Task prompt>
Scan the lines below for the word "const". Copy each line you find it in.

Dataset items
--*--

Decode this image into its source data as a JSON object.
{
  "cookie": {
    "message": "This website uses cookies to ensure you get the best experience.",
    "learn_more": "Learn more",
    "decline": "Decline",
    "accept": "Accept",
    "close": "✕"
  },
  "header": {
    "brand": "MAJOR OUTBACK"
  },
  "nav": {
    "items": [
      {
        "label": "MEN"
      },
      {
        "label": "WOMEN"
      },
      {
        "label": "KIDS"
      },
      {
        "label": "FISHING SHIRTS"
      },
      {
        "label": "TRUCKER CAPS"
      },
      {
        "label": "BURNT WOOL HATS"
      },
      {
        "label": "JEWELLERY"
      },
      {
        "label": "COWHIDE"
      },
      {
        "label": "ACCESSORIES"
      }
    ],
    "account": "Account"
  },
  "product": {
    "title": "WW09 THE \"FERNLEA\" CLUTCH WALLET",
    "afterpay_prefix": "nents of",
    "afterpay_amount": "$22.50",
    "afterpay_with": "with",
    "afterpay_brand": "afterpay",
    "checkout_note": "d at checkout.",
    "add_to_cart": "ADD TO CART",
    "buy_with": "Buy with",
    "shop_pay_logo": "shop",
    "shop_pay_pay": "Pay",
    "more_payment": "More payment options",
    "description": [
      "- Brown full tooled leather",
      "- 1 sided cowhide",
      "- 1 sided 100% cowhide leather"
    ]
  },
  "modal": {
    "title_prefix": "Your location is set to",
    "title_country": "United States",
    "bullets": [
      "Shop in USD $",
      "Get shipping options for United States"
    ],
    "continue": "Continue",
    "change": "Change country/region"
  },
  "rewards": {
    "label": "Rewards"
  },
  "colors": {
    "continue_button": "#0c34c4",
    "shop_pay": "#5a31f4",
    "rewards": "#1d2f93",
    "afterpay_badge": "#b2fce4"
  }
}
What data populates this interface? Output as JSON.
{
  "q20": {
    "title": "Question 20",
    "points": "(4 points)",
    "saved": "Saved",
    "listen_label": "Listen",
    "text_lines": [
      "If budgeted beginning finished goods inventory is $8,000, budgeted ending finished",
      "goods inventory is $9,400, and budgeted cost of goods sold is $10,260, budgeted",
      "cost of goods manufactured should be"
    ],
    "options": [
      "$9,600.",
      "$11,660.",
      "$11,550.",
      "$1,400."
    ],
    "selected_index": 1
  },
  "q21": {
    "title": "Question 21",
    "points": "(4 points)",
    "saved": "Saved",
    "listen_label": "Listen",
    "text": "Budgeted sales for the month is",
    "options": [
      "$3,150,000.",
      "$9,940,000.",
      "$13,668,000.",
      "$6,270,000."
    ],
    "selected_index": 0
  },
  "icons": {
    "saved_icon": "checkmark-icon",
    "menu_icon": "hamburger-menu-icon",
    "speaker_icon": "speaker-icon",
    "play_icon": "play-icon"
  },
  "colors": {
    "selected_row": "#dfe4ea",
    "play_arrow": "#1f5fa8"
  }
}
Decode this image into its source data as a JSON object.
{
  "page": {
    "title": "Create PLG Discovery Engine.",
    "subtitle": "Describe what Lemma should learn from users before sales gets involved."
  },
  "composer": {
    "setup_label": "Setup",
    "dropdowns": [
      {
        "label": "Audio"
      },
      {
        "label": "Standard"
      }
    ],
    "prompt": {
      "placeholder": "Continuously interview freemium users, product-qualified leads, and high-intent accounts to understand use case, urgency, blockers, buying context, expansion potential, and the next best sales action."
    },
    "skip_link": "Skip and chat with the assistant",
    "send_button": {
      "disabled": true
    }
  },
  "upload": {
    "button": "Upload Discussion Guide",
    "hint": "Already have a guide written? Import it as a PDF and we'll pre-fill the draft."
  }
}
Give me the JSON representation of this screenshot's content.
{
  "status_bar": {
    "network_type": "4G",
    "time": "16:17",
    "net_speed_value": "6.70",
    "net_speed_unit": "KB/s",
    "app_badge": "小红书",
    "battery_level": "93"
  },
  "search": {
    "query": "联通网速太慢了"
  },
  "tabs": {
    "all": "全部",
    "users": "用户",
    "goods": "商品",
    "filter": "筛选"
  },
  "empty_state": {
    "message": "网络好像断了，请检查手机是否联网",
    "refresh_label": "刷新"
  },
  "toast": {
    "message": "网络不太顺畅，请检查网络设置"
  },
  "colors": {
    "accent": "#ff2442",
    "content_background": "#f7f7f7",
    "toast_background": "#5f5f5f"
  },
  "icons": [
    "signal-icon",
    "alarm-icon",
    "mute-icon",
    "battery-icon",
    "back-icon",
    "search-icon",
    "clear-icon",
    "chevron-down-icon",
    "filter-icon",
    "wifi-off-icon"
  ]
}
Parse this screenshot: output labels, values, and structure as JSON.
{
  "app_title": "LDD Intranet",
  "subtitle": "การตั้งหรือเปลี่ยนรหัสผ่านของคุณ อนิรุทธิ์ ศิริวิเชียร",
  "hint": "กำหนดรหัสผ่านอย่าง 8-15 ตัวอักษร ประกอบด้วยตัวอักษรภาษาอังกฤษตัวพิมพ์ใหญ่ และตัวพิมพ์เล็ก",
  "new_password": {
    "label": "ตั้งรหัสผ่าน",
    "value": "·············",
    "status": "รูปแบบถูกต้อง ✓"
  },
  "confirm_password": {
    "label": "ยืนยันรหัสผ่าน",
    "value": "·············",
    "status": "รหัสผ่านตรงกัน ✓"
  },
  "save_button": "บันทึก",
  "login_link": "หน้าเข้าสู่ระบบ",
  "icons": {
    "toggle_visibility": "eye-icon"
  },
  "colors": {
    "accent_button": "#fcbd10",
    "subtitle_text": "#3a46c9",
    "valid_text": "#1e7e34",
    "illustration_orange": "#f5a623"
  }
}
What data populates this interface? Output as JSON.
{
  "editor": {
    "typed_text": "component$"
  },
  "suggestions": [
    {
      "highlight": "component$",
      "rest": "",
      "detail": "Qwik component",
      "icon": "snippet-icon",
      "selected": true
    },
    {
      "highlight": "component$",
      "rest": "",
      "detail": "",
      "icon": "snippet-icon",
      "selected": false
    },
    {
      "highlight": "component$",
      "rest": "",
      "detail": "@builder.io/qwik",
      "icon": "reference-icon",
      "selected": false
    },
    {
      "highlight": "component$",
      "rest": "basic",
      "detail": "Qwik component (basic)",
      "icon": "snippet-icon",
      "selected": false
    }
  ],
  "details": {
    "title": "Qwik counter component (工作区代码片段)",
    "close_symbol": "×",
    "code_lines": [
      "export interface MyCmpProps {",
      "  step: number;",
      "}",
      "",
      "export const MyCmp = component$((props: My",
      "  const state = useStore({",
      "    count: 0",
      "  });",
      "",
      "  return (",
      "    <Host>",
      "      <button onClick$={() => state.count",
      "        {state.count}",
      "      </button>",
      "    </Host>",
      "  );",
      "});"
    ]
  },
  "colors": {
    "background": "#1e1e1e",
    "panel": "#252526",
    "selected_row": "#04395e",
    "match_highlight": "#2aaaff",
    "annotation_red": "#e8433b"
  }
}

--*--

Written response>
      "export const MyCmp = component$((props: My",
      "  const state = useStore({",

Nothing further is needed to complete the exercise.